### Task
Write out every entry exactly as it appears.

======== Recorded data ========

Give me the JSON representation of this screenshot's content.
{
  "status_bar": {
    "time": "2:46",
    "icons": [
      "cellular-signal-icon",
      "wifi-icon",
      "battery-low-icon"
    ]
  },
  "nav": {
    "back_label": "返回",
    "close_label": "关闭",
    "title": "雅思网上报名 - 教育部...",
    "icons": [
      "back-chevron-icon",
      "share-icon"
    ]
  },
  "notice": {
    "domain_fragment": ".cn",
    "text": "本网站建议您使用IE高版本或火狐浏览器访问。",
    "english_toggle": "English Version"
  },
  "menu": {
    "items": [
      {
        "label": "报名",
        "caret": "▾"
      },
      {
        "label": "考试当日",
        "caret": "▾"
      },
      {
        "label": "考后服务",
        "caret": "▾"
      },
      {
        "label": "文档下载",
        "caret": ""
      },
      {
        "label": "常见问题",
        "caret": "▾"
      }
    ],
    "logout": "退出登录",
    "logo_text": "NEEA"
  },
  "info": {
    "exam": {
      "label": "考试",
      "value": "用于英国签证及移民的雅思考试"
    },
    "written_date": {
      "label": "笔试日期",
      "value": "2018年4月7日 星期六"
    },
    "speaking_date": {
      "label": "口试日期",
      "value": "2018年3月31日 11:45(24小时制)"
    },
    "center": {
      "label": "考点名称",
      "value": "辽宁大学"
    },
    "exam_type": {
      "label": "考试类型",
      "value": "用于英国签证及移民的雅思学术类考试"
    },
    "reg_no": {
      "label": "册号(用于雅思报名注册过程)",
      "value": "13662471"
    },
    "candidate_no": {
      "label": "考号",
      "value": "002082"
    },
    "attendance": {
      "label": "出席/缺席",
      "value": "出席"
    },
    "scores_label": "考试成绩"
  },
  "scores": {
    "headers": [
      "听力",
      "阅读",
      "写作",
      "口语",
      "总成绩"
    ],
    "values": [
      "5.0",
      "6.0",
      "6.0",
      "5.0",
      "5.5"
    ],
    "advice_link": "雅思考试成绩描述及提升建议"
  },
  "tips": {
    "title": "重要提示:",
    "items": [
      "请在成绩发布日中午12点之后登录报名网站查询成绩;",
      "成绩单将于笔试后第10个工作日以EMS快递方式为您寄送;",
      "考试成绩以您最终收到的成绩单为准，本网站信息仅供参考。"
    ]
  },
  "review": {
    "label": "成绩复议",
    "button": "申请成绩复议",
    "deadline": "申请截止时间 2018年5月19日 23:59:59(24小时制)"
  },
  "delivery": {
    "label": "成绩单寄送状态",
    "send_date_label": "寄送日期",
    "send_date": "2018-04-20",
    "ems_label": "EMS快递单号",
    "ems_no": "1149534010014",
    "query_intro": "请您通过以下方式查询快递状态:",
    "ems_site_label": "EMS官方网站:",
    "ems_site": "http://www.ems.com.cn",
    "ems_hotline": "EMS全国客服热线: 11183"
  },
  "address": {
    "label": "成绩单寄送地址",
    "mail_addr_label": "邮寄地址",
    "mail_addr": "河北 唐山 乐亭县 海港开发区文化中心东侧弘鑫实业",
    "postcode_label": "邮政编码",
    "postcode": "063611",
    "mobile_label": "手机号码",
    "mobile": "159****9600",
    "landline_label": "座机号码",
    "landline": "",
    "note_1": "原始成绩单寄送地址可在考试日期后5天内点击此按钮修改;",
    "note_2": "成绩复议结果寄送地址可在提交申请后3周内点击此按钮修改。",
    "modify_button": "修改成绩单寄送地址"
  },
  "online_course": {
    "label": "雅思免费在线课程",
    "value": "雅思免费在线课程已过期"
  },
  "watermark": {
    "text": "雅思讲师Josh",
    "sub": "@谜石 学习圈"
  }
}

========

### Task response
Give me the JSON representation of this screenshot's content.
{
  "status_bar": {
    "time": "2:46",
    "icons": [
      "cellular-signal-icon",
      "wifi-icon",
      "battery-low-icon"
    ]
  },
  "nav": {
    "back_label": "返回",
    "close_label": "关闭",
    "title": "雅思网上报名 - 教育部...",
    "icons": [
      "back-chevron-icon",
      "share-icon"
    ]
  },
  "notice": {
    "domain_fragment": ".cn",
    "text": "本网站建议您使用IE高版本或火狐浏览器访问。",
    "english_toggle": "English Version"
  },
  "menu": {
    "items": [
      {
        "label": "报名",
        "caret": "▾"
      },
      {
        "label": "考试当日",
        "caret": "▾"
      },
      {
        "label": "考后服务",
        "caret": "▾"
      },
      {
        "label": "文档下载",
        "caret": ""
      },
      {
        "label": "常见问题",
        "caret": "▾"
      }
    ],
    "logout": "退出登录",
    "logo_text": "NEEA"
  },
  "info": {
    "exam": {
      "label": "考试",
      "value": "用于英国签证及移民的雅思考试"
    },
    "written_date": {
      "label": "笔试日期",
      "value": "2018年4月7日 星期六"
    },
    "speaking_date": {
      "label": "口试日期",
      "value": "2018年3月31日 11:45(24小时制)"
    },
    "center": {
      "label": "考点名称",
      "value": "辽宁大学"
    },
    "exam_type": {
      "label": "考试类型",
      "value": "用于英国签证及移民的雅思学术类考试"
    },
    "reg_no": {
      "label": "册号(用于雅思报名注册过程)",
      "value": "13662471"
    },
    "candidate_no": {
      "label": "考号",
      "value": "002082"
    },
    "attendance": {
      "label": "出席/缺席",
      "value": "出席"
    },
    "scores_label": "考试成绩"
  },
  "scores": {
    "headers": [
      "听力",
      "阅读",
      "写作",
      "口语",
      "总成绩"
    ],
    "values": [
      "5.0",
      "6.0",
      "6.0",
      "5.0",
      "5.5"
    ],
    "advice_link": "雅思考试成绩描述及提升建议"
  },
  "tips": {
    "title": "重要提示:",
    "items": [
      "请在成绩发布日中午12点之后登录报名网站查询成绩;",
      "成绩单将于笔试后第10个工作日以EMS快递方式为您寄送;",
      "考试成绩以您最终收到的成绩单为准，本网站信息仅供参考。"
    ]
  },
  "review": {
    "label": "成绩复议",
    "button": "申请成绩复议",
    "deadline": "申请截止时间 2018年5月19日 23:59:59(24小时制)"
  },
  "delivery": {
    "label": "成绩单寄送状态",
    "send_date_label": "寄送日期",
    "send_date": "2018-04-20",
    "ems_label": "EMS快递单号",
    "ems_no": "1149534010014",
    "query_intro": "请您通过以下方式查询快递状态:",
    "ems_site_label": "EMS官方网站:",
    "ems_site": "http://www.ems.com.cn",
    "ems_hotline": "EMS全国客服热线: 11183"
  },
  "address": {
    "label": "成绩单寄送地址",
    "mail_addr_label": "邮寄地址",
    "mail_addr": "河北 唐山 乐亭县 海港开发区文化中心东侧弘鑫实业",
    "postcode_label": "邮政编码",
    "postcode": "063611",
    "mobile_label": "手机号码",
    "mobile": "159****9600",
    "landline_label": "座机号码",
    "landline": "",
    "note_1": "原始成绩单寄送地址可在考试日期后5天内点击此按钮修改;",
    "note_2": "成绩复议结果寄送地址可在提交申请后3周内点击此按钮修改。",
    "modify_button": "修改成绩单寄送地址"
  },
  "online_course": {
    "label": "雅思免费在线课程",
    "value": "雅思免费在线课程已过期"
  },
  "watermark": {
    "text": "雅思讲师Josh",
    "sub": "@谜石 学习圈"
  }
}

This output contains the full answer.